## [WHAT THE TASK ASKS]
Once the pictures are set aside, transcribe the remaining data exactly.

## [THE INPUT]
^^^^
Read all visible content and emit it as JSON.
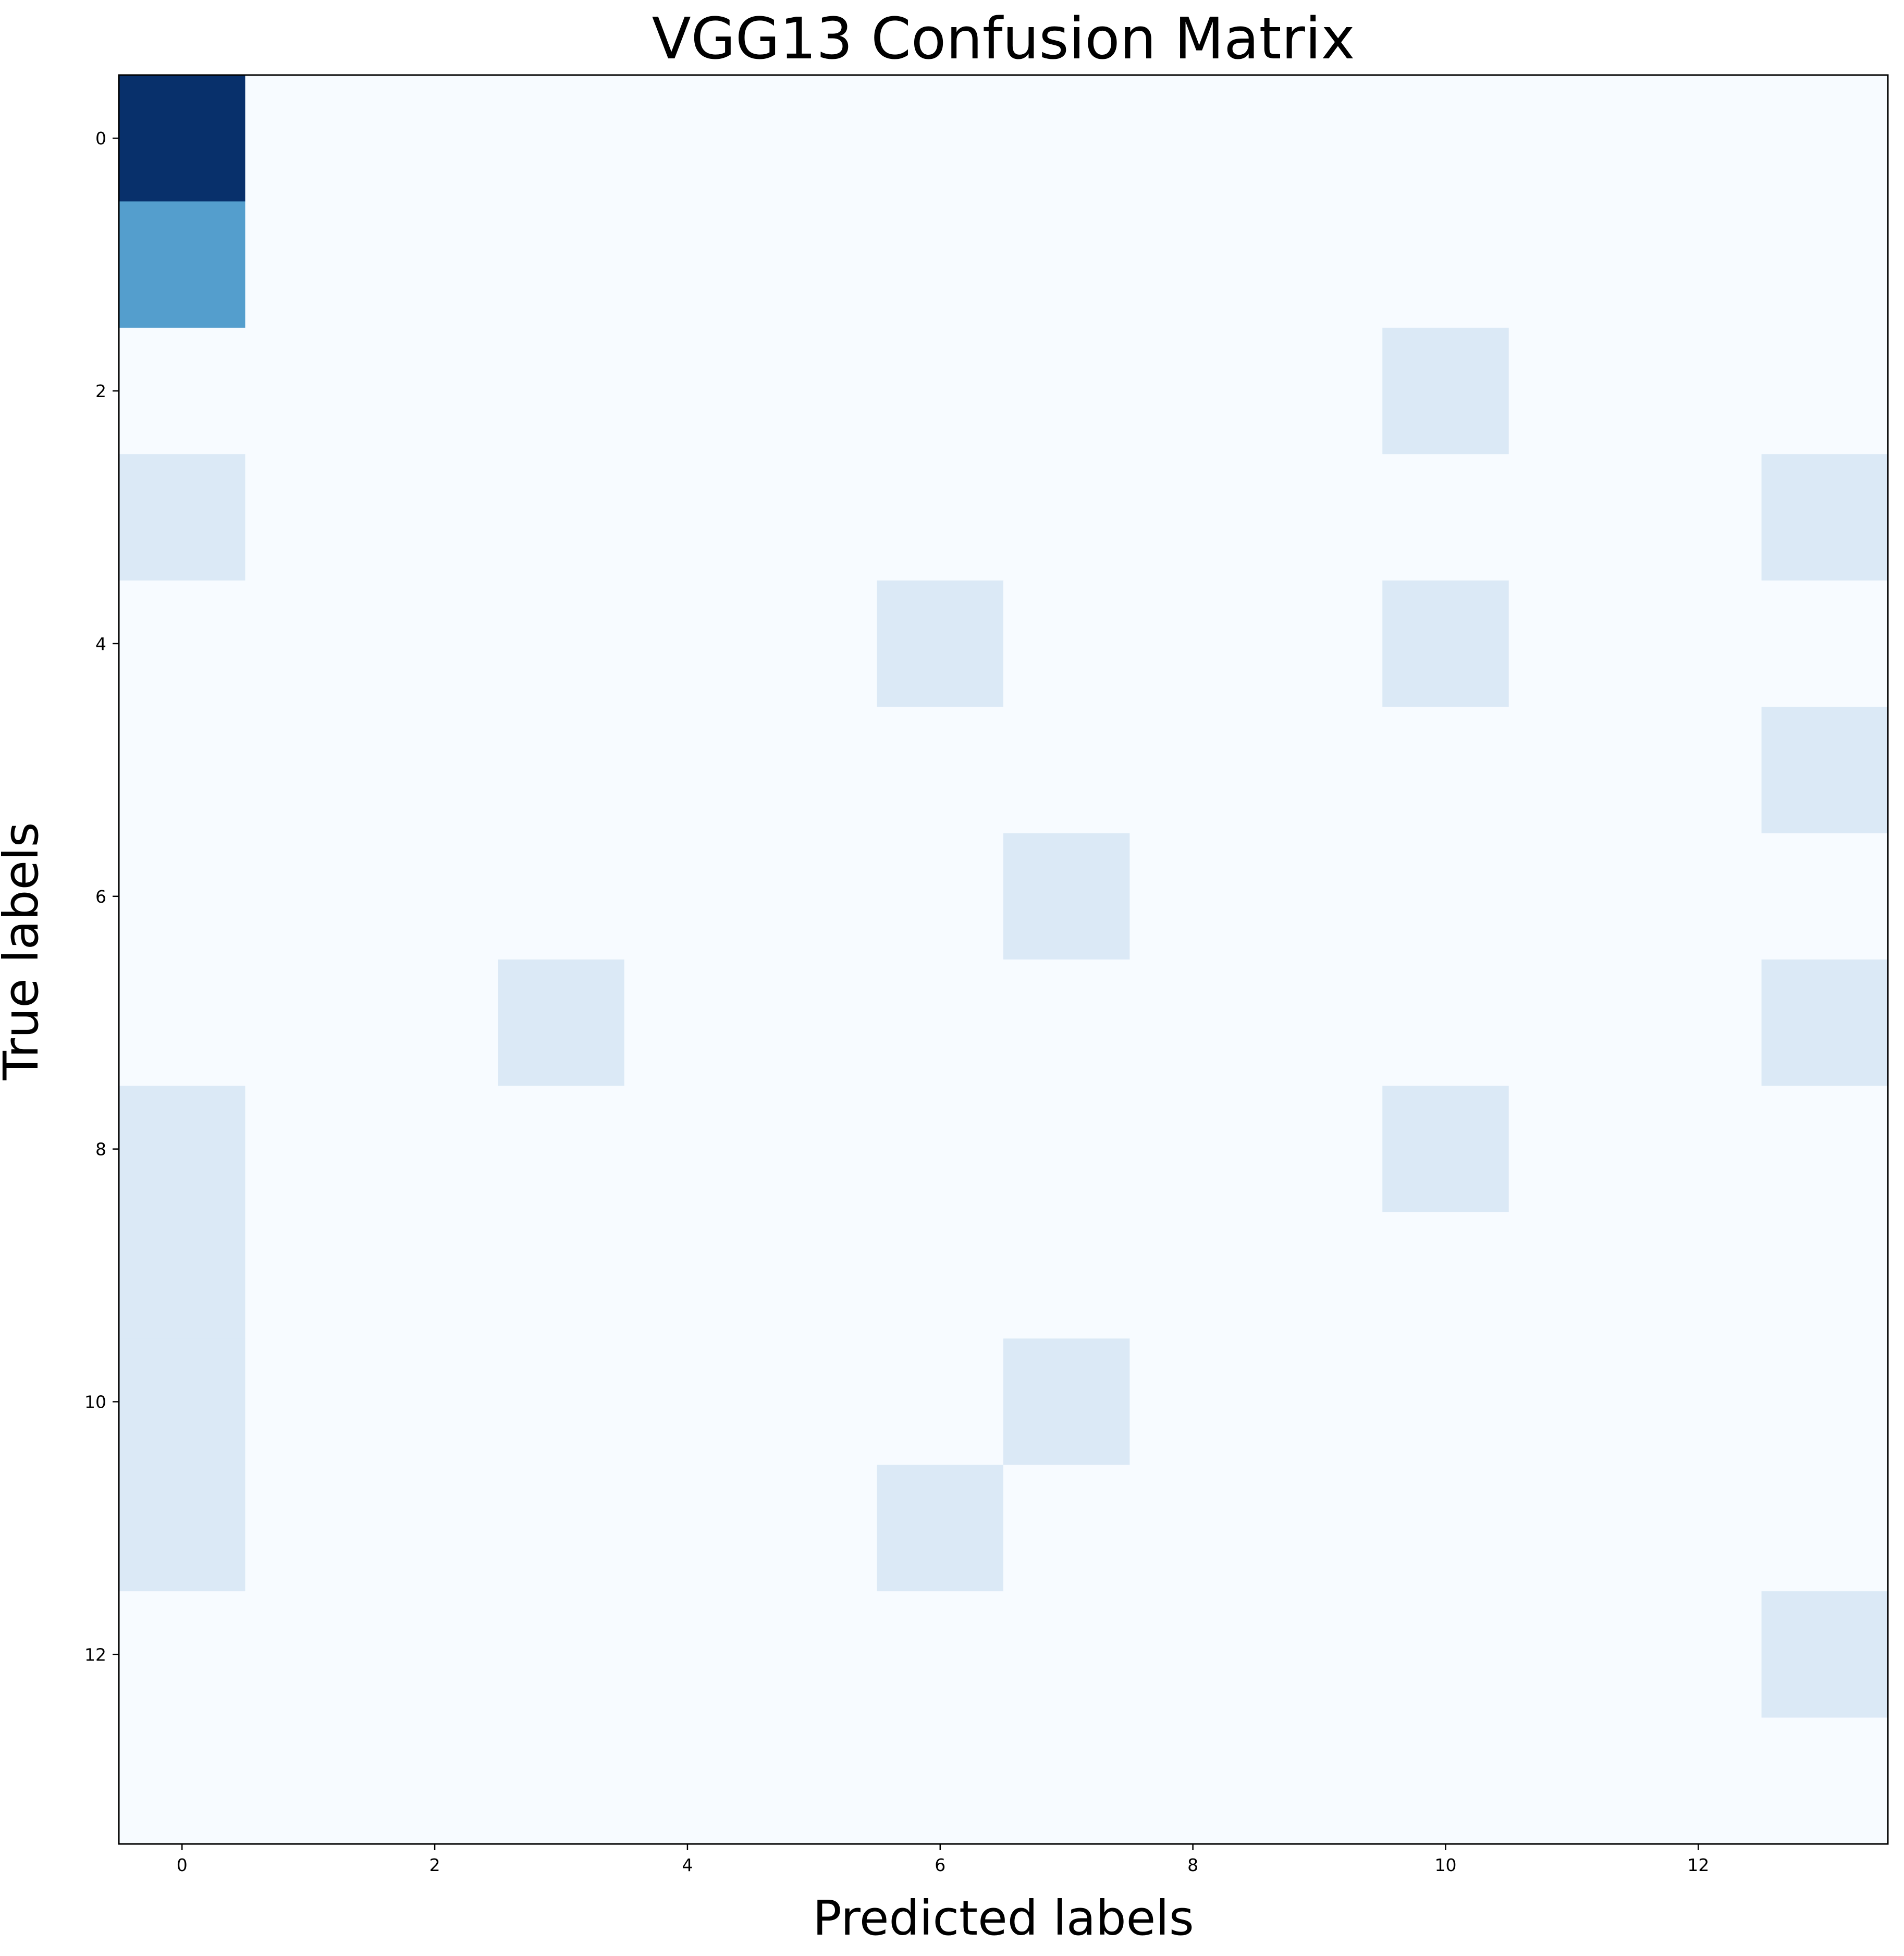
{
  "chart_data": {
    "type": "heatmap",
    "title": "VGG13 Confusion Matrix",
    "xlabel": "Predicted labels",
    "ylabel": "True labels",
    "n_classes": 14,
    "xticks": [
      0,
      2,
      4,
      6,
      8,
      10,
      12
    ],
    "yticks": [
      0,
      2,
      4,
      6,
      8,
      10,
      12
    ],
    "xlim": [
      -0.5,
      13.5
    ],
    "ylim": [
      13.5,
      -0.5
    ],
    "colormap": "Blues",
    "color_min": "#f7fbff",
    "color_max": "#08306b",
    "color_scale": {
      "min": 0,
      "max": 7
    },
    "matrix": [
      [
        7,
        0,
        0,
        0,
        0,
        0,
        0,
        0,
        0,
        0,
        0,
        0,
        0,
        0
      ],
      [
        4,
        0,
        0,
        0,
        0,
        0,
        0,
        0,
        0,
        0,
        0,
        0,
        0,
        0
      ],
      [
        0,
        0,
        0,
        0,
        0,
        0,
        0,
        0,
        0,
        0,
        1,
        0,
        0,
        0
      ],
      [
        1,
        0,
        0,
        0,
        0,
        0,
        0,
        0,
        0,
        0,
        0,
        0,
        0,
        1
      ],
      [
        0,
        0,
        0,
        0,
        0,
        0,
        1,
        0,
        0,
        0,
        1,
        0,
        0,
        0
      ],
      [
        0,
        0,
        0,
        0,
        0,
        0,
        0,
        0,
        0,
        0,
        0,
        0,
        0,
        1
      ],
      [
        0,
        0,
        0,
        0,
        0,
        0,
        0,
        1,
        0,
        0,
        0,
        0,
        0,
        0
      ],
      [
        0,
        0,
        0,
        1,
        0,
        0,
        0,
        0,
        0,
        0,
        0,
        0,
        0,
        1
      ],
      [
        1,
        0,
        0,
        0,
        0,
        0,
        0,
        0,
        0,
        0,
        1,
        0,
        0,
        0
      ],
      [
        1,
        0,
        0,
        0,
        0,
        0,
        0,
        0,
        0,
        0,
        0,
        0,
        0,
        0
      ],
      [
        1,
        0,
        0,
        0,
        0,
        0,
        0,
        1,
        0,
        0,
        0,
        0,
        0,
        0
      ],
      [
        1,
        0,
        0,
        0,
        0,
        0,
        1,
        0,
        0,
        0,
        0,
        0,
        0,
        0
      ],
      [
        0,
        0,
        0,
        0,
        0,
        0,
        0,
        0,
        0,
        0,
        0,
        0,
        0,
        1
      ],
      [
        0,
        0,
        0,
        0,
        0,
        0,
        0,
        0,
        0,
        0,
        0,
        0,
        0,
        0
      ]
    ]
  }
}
^^^^
## [THE COMPLETED TASK]
Read all visible content and emit it as JSON.
{
  "chart_data": {
    "type": "heatmap",
    "title": "VGG13 Confusion Matrix",
    "xlabel": "Predicted labels",
    "ylabel": "True labels",
    "n_classes": 14,
    "xticks": [
      0,
      2,
      4,
      6,
      8,
      10,
      12
    ],
    "yticks": [
      0,
      2,
      4,
      6,
      8,
      10,
      12
    ],
    "xlim": [
      -0.5,
      13.5
    ],
    "ylim": [
      13.5,
      -0.5
    ],
    "colormap": "Blues",
    "color_min": "#f7fbff",
    "color_max": "#08306b",
    "color_scale": {
      "min": 0,
      "max": 7
    },
    "matrix": [
      [
        7,
        0,
        0,
        0,
        0,
        0,
        0,
        0,
        0,
        0,
        0,
        0,
        0,
        0
      ],
      [
        4,
        0,
        0,
        0,
        0,
        0,
        0,
        0,
        0,
        0,
        0,
        0,
        0,
        0
      ],
      [
        0,
        0,
        0,
        0,
        0,
        0,
        0,
        0,
        0,
        0,
        1,
        0,
        0,
        0
      ],
      [
        1,
        0,
        0,
        0,
        0,
        0,
        0,
        0,
        0,
        0,
        0,
        0,
        0,
        1
      ],
      [
        0,
        0,
        0,
        0,
        0,
        0,
        1,
        0,
        0,
        0,
        1,
        0,
        0,
        0
      ],
      [
        0,
        0,
        0,
        0,
        0,
        0,
        0,
        0,
        0,
        0,
        0,
        0,
        0,
        1
      ],
      [
        0,
        0,
        0,
        0,
        0,
        0,
        0,
        1,
        0,
        0,
        0,
        0,
        0,
        0
      ],
      [
        0,
        0,
        0,
        1,
        0,
        0,
        0,
        0,
        0,
        0,
        0,
        0,
        0,
        1
      ],
      [
        1,
        0,
        0,
        0,
        0,
        0,
        0,
        0,
        0,
        0,
        1,
        0,
        0,
        0
      ],
      [
        1,
        0,
        0,
        0,
        0,
        0,
        0,
        0,
        0,
        0,
        0,
        0,
        0,
        0
      ],
      [
        1,
        0,
        0,
        0,
        0,
        0,
        0,
        1,
        0,
        0,
        0,
        0,
        0,
        0
      ],
      [
        1,
        0,
        0,
        0,
        0,
        0,
        1,
        0,
        0,
        0,
        0,
        0,
        0,
        0
      ],
      [
        0,
        0,
        0,
        0,
        0,
        0,
        0,
        0,
        0,
        0,
        0,
        0,
        0,
        1
      ],
      [
        0,
        0,
        0,
        0,
        0,
        0,
        0,
        0,
        0,
        0,
        0,
        0,
        0,
        0
      ]
    ]
  }
}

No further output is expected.